======== Material supplied

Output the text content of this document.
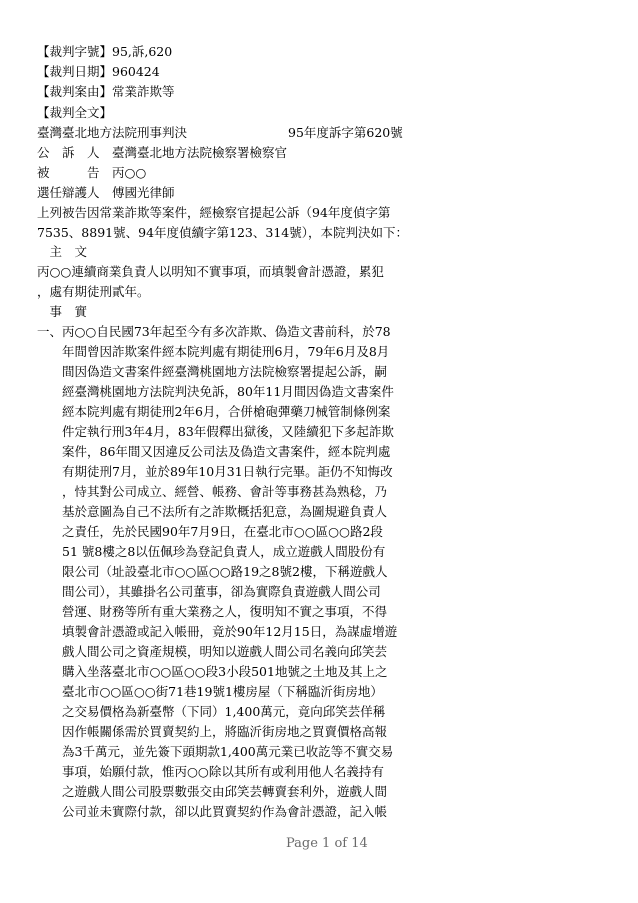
【裁判字號】95,訴,620
【裁判日期】960424
【裁判案由】常業詐欺等
【裁判全文】
臺灣臺北地方法院刑事判決	95年度訴字第620號
公　訴　人　臺灣臺北地方法院檢察署檢察官
被　　　告　丙○○
選任辯護人　傅國光律師
上列被告因常業詐欺等案件，經檢察官提起公訴（94年度偵字第
7535、8891號、94年度偵續字第123、314號），本院判決如下：
　主　文
丙○○連續商業負責人以明知不實事項，而填製會計憑證，累犯
，處有期徒刑貳年。
　事　實
一、丙○○自民國73年起至今有多次詐欺、偽造文書前科，於78
　　年間曾因詐欺案件經本院判處有期徒刑6月，79年6月及8月
　　間因偽造文書案件經臺灣桃園地方法院檢察署提起公訴，嗣
　　經臺灣桃園地方法院判決免訴，80年11月間因偽造文書案件
　　經本院判處有期徒刑2年6月，合併槍砲彈藥刀械管制條例案
　　件定執行刑3年4月，83年假釋出獄後，又陸續犯下多起詐欺
　　案件，86年間又因違反公司法及偽造文書案件，經本院判處
　　有期徒刑7月，並於89年10月31日執行完畢。詎仍不知悔改
　　，恃其對公司成立、經營、帳務、會計等事務甚為熟稔，乃
　　基於意圖為自己不法所有之詐欺概括犯意，為圖規避負責人
　　之責任，先於民國90年7月9日，在臺北市○○區○○路2段
　　51 號8樓之8以伍佩珍為登記負責人，成立遊戲人間股份有
　　限公司（址設臺北市○○區○○路19之8號2樓，下稱遊戲人
　　間公司），其雖掛名公司董事，卻為實際負責遊戲人間公司
　　營運、財務等所有重大業務之人，復明知不實之事項，不得
　　填製會計憑證或記入帳冊，竟於90年12月15日，為謀虛增遊
　　戲人間公司之資產規模，明知以遊戲人間公司名義向邱笑芸
　　購入坐落臺北市○○區○○段3小段501地號之土地及其上之
　　臺北市○○區○○街71巷19號1樓房屋（下稱臨沂街房地）
　　之交易價格為新臺幣（下同）1,400萬元，竟向邱笑芸佯稱
　　因作帳關係需於買賣契約上，將臨沂街房地之買賣價格高報
　　為3千萬元，並先簽下頭期款1,400萬元業已收訖等不實交易
　　事項，始願付款，惟丙○○除以其所有或利用他人名義持有
　　之遊戲人間公司股票數張交由邱笑芸轉賣套利外，遊戲人間
　　公司並未實際付款，卻以此買賣契約作為會計憑證，記入帳
Page 1 of 14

================

▶ _Work to do_: Any pictures should be dropped; transcribe the rest of the records above exactly.

▶ _Solution to this task_:
Output the text content of this document.
【裁判字號】95,訴,620
【裁判日期】960424
【裁判案由】常業詐欺等
【裁判全文】
臺灣臺北地方法院刑事判決	95年度訴字第620號
公　訴　人　臺灣臺北地方法院檢察署檢察官
被　　　告　丙○○
選任辯護人　傅國光律師
上列被告因常業詐欺等案件，經檢察官提起公訴（94年度偵字第
7535、8891號、94年度偵續字第123、314號），本院判決如下：
　主　文
丙○○連續商業負責人以明知不實事項，而填製會計憑證，累犯
，處有期徒刑貳年。
　事　實
一、丙○○自民國73年起至今有多次詐欺、偽造文書前科，於78
　　年間曾因詐欺案件經本院判處有期徒刑6月，79年6月及8月
　　間因偽造文書案件經臺灣桃園地方法院檢察署提起公訴，嗣
　　經臺灣桃園地方法院判決免訴，80年11月間因偽造文書案件
　　經本院判處有期徒刑2年6月，合併槍砲彈藥刀械管制條例案
　　件定執行刑3年4月，83年假釋出獄後，又陸續犯下多起詐欺
　　案件，86年間又因違反公司法及偽造文書案件，經本院判處
　　有期徒刑7月，並於89年10月31日執行完畢。詎仍不知悔改
　　，恃其對公司成立、經營、帳務、會計等事務甚為熟稔，乃
　　基於意圖為自己不法所有之詐欺概括犯意，為圖規避負責人
　　之責任，先於民國90年7月9日，在臺北市○○區○○路2段
　　51 號8樓之8以伍佩珍為登記負責人，成立遊戲人間股份有
　　限公司（址設臺北市○○區○○路19之8號2樓，下稱遊戲人
　　間公司），其雖掛名公司董事，卻為實際負責遊戲人間公司
　　營運、財務等所有重大業務之人，復明知不實之事項，不得
　　填製會計憑證或記入帳冊，竟於90年12月15日，為謀虛增遊
　　戲人間公司之資產規模，明知以遊戲人間公司名義向邱笑芸
　　購入坐落臺北市○○區○○段3小段501地號之土地及其上之
　　臺北市○○區○○街71巷19號1樓房屋（下稱臨沂街房地）
　　之交易價格為新臺幣（下同）1,400萬元，竟向邱笑芸佯稱
　　因作帳關係需於買賣契約上，將臨沂街房地之買賣價格高報
　　為3千萬元，並先簽下頭期款1,400萬元業已收訖等不實交易
　　事項，始願付款，惟丙○○除以其所有或利用他人名義持有
　　之遊戲人間公司股票數張交由邱笑芸轉賣套利外，遊戲人間
　　公司並未實際付款，卻以此買賣契約作為會計憑證，記入帳
Page 1 of 14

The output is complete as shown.